• **GIVEN REQUEST**:
List every line in the items below that contains the word "Canada", treating uppercase and lowercase as different.

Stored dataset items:
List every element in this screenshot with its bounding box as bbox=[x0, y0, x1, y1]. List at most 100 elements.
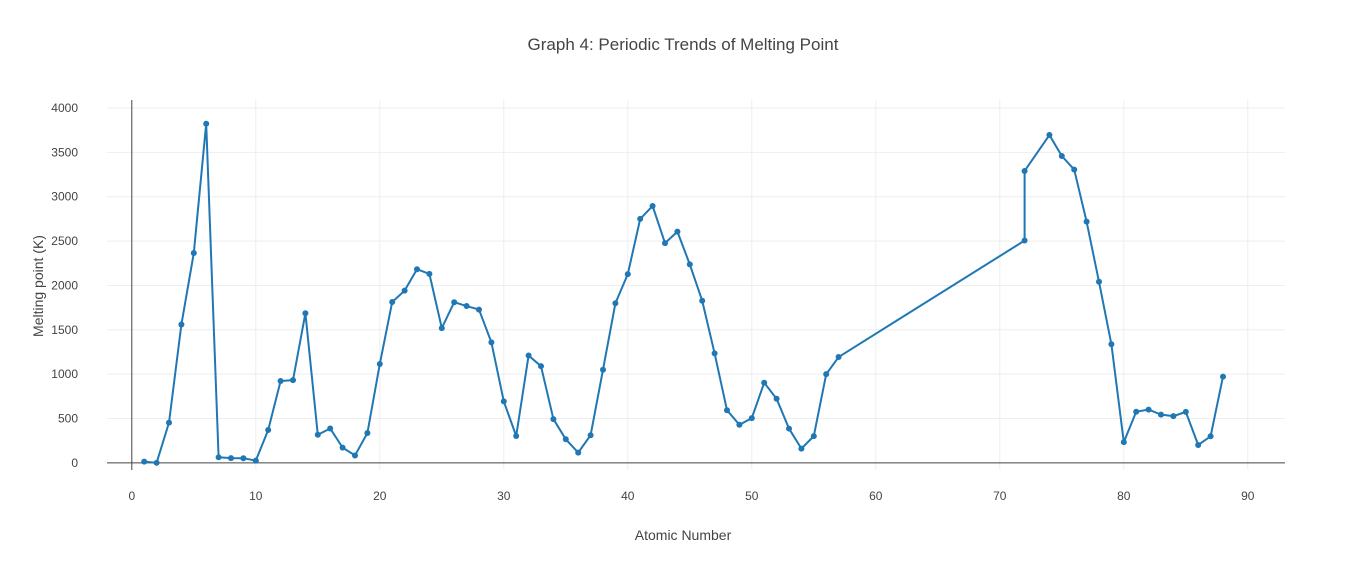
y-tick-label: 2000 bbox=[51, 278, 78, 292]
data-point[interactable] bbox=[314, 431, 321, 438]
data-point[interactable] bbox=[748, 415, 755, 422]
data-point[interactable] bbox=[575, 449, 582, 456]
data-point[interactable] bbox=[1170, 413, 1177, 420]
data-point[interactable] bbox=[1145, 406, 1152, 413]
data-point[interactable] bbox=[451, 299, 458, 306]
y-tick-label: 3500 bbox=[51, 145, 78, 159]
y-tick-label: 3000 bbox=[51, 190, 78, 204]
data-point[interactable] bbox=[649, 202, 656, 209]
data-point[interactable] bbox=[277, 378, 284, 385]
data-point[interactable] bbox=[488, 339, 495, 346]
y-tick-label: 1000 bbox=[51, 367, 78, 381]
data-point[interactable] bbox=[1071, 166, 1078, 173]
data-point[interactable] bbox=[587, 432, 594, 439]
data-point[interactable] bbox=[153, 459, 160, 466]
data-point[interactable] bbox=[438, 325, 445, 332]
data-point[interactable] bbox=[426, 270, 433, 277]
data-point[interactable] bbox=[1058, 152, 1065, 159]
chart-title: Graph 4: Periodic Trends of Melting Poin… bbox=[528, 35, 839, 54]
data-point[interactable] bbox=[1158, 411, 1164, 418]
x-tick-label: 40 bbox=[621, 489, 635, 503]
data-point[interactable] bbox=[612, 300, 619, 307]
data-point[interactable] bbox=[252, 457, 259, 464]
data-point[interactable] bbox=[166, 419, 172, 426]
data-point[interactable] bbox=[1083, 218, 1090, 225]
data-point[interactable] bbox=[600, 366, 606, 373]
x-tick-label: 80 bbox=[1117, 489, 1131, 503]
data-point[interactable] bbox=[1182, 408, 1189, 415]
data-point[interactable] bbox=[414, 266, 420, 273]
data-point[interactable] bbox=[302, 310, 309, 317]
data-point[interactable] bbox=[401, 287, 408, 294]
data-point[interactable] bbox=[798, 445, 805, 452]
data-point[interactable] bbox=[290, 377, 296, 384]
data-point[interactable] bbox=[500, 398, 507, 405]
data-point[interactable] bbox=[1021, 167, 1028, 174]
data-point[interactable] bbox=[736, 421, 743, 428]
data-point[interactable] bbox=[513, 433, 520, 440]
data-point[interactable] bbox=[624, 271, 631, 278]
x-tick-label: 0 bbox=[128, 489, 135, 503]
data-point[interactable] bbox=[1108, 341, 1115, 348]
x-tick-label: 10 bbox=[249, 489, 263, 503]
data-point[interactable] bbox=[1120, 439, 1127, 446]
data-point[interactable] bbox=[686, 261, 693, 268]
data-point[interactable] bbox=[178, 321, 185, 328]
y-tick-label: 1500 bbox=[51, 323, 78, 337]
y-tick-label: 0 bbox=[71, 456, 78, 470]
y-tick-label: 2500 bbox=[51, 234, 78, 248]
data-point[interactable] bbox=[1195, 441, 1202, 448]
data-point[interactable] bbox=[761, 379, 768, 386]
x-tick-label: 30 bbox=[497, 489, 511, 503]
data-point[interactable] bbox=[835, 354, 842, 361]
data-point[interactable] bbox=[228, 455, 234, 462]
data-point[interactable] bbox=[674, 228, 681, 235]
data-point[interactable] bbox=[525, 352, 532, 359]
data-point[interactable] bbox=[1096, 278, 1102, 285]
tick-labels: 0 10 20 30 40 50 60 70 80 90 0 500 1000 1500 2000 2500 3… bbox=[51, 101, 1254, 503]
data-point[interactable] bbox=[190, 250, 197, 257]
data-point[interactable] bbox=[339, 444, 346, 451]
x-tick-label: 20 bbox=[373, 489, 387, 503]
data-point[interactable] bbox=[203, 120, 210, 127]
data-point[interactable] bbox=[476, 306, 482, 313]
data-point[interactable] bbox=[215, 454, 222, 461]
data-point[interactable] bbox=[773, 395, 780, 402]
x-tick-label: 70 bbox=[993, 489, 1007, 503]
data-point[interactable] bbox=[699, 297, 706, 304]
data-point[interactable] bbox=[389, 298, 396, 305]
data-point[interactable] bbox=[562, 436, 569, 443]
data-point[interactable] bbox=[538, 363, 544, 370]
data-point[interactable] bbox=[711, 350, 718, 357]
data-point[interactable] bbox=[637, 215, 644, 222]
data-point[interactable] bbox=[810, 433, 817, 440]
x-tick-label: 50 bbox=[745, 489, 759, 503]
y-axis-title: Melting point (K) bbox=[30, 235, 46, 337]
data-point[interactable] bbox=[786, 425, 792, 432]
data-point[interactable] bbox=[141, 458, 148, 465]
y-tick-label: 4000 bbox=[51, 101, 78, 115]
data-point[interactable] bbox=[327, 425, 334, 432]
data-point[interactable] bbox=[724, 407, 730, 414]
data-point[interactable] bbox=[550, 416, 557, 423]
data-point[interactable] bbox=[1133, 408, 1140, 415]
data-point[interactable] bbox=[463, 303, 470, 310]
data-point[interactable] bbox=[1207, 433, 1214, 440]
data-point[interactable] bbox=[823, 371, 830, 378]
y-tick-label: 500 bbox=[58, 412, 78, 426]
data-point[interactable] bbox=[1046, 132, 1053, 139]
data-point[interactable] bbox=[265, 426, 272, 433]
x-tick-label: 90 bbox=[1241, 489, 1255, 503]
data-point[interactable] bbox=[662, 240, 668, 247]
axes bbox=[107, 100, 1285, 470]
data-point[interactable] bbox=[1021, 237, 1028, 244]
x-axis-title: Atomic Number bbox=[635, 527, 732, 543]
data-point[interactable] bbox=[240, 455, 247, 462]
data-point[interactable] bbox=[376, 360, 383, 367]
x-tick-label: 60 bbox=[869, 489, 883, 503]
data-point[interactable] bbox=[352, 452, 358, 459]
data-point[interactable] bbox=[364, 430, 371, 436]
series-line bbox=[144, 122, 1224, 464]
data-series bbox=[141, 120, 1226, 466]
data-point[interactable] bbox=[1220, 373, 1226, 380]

...

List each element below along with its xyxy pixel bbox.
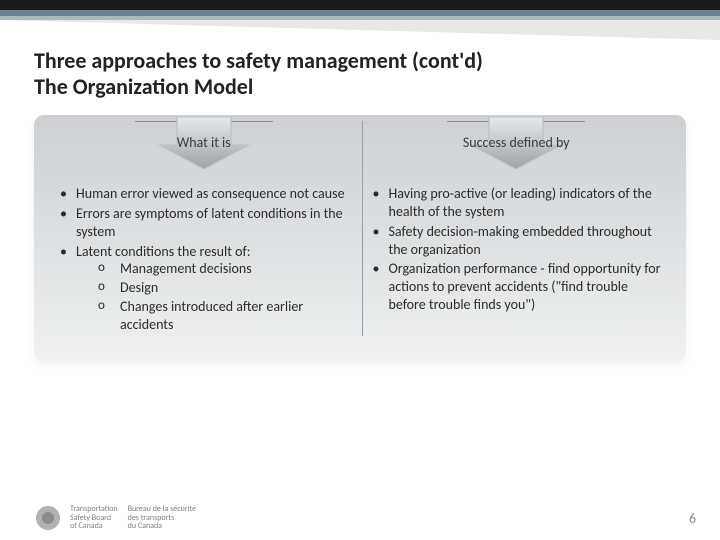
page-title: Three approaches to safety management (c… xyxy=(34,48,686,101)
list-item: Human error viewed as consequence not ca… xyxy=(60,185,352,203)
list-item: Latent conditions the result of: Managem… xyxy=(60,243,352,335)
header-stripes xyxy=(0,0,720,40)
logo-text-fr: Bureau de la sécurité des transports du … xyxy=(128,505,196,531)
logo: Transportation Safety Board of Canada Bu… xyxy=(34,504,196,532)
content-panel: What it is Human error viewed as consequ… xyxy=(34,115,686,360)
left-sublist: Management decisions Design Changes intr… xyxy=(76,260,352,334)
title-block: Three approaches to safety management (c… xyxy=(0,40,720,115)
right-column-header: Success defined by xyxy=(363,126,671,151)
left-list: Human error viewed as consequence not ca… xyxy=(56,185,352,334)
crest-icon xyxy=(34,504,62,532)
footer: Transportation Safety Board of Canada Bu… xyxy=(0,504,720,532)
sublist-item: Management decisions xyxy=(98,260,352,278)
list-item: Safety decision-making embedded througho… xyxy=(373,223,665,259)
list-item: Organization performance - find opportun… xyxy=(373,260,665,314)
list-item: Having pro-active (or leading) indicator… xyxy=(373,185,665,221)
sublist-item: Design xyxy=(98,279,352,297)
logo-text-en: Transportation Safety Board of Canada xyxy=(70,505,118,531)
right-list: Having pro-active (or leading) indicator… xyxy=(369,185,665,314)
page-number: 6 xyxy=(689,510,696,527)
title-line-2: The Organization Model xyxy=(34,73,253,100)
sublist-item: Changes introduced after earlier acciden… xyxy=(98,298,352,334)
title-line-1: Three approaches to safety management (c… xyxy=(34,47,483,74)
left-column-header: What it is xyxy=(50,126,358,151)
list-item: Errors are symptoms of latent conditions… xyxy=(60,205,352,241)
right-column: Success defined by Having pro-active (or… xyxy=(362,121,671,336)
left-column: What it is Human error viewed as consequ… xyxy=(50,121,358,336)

• **WRITTEN RESPONSE**:
logo: Transportation Safety Board of Canada Bu… xyxy=(34,504,196,532)
footer: Transportation Safety Board of Canada Bu… xyxy=(0,504,720,532)
logo-text-en: Transportation Safety Board of Canada xyxy=(70,505,118,531)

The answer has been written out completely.